** Begin INPUT **

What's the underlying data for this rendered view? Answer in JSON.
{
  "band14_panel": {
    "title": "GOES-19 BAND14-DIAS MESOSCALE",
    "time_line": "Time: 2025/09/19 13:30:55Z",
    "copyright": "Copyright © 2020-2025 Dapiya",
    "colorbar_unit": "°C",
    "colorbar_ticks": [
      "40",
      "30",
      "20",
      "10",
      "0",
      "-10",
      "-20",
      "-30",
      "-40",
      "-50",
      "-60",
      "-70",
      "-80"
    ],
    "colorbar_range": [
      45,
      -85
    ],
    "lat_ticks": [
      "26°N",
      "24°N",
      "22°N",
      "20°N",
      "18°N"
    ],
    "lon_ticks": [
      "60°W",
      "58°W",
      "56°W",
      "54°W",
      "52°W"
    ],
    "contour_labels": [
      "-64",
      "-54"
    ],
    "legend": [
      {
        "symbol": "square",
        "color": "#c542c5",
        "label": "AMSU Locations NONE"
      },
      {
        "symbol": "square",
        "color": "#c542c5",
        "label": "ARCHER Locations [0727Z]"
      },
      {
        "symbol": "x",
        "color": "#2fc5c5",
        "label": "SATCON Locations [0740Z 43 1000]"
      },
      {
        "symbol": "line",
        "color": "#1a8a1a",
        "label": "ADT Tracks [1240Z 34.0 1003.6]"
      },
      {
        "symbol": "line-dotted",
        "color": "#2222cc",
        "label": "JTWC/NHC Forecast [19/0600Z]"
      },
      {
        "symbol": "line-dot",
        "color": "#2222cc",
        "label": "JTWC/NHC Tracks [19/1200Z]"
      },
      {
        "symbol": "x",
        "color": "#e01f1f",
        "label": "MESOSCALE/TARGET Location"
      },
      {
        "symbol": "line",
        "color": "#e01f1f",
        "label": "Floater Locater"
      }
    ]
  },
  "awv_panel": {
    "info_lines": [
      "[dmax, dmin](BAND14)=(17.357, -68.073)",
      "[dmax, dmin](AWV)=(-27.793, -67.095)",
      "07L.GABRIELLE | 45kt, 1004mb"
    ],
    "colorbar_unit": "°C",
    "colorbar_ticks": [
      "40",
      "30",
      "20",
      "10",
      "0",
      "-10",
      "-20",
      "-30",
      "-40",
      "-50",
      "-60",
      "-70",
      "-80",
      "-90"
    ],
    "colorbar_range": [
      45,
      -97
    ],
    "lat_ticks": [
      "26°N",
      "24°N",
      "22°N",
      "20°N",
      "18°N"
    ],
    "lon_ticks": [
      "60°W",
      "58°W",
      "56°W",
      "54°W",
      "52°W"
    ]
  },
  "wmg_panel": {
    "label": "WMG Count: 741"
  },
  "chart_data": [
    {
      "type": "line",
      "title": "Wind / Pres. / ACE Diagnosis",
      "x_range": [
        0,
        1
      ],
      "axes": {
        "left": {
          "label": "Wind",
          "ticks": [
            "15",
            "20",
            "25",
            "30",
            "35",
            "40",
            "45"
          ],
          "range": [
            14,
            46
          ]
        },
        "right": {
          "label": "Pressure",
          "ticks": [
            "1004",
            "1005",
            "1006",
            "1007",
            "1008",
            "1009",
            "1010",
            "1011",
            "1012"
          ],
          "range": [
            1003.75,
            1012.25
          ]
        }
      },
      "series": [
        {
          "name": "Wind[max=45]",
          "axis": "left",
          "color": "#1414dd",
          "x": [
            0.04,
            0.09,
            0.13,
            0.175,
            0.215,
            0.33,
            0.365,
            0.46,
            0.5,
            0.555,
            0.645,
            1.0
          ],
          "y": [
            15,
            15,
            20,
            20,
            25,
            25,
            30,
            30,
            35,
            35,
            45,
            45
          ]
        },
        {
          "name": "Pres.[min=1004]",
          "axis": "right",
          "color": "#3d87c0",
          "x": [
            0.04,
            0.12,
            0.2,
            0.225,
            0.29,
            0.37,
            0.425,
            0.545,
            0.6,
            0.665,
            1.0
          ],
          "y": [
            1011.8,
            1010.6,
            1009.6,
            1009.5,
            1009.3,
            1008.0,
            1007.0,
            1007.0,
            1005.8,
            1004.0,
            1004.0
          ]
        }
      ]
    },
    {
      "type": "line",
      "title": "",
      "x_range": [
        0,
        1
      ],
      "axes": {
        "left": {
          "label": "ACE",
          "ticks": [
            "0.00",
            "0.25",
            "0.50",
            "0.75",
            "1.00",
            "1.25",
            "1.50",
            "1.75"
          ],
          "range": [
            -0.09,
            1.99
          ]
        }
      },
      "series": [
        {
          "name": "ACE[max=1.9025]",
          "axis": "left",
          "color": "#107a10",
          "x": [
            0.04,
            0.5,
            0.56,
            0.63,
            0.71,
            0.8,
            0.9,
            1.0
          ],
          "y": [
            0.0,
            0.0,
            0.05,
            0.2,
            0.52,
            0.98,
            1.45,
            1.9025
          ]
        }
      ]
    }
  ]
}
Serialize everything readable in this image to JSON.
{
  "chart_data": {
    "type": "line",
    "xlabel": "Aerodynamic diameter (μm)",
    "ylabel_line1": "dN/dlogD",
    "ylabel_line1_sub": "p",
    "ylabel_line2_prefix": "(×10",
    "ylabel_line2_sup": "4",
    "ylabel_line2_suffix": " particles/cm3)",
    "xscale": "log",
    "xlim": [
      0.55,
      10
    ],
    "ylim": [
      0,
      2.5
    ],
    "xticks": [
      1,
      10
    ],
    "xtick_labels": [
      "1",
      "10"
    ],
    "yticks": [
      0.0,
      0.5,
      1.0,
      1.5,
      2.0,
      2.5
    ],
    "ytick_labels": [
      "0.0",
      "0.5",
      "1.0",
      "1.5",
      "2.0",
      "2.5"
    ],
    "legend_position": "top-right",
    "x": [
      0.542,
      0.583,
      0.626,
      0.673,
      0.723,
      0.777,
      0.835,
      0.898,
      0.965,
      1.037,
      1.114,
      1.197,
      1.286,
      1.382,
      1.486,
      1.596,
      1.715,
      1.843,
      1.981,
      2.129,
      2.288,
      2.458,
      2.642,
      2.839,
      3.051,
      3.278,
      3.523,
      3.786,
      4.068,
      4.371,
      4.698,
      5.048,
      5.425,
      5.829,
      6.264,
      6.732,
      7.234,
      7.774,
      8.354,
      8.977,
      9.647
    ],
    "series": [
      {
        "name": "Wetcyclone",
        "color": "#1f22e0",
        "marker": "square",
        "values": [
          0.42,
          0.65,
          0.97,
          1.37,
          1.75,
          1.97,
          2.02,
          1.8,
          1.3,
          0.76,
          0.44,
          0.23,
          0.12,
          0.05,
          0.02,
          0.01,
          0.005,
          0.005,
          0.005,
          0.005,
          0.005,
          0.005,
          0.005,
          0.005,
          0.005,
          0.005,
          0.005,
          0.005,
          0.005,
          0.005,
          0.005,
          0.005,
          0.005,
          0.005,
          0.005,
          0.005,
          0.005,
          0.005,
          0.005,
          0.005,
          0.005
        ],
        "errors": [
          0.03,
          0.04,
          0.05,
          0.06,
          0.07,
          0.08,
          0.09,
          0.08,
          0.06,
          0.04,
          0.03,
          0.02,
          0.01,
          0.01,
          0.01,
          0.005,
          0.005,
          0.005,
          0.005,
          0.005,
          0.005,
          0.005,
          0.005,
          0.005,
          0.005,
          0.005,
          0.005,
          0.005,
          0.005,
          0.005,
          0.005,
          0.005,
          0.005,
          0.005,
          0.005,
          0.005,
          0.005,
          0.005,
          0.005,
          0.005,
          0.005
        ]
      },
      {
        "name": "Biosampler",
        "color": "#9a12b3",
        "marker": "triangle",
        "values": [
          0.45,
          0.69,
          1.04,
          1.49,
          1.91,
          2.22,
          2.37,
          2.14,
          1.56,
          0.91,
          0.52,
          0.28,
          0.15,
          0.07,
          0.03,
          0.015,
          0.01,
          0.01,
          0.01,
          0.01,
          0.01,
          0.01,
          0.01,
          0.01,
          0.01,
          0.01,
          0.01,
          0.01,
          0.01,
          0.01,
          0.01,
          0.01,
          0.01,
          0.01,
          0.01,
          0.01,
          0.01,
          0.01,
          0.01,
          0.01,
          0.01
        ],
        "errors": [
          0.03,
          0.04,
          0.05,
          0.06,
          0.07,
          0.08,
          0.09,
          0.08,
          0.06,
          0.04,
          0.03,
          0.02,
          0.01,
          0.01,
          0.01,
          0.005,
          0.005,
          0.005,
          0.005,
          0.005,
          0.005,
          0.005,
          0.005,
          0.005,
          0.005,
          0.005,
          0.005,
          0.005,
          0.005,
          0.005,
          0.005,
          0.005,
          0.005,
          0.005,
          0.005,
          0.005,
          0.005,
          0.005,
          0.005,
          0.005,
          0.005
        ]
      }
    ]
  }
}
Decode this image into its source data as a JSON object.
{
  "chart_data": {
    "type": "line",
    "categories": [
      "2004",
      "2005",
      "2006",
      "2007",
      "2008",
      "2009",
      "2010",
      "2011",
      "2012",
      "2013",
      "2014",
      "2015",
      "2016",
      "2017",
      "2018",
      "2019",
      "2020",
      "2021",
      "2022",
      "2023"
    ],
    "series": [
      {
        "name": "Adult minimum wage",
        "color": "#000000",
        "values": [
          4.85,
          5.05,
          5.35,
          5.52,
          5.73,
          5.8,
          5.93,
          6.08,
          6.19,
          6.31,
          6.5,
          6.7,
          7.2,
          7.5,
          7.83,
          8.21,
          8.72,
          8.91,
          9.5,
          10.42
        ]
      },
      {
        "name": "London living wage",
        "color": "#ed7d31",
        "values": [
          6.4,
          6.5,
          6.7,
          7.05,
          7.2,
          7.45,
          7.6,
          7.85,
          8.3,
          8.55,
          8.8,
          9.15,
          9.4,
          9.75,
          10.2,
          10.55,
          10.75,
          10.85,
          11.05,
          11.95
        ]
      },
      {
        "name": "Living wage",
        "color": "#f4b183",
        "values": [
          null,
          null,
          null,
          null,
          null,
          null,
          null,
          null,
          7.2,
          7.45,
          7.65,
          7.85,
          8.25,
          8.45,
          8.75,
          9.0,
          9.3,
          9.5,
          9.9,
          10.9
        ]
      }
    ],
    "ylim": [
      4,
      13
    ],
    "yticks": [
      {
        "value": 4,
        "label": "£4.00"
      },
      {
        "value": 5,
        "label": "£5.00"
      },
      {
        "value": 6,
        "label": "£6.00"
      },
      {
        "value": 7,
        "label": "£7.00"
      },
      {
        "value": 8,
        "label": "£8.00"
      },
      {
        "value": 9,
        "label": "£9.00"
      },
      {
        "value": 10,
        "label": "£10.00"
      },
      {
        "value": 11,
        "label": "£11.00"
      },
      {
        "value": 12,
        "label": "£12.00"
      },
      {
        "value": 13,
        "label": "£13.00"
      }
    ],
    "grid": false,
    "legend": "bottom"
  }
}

** End INPUT **

== WHAT IS EXPECTED ==
Select the lines in this material that hold the word "Tracks", leaving none out.

== EXERCISE OUTPUT ==
        "label": "ADT Tracks [1240Z 34.0 1003.6]"
        "label": "JTWC/NHC Tracks [19/1200Z]"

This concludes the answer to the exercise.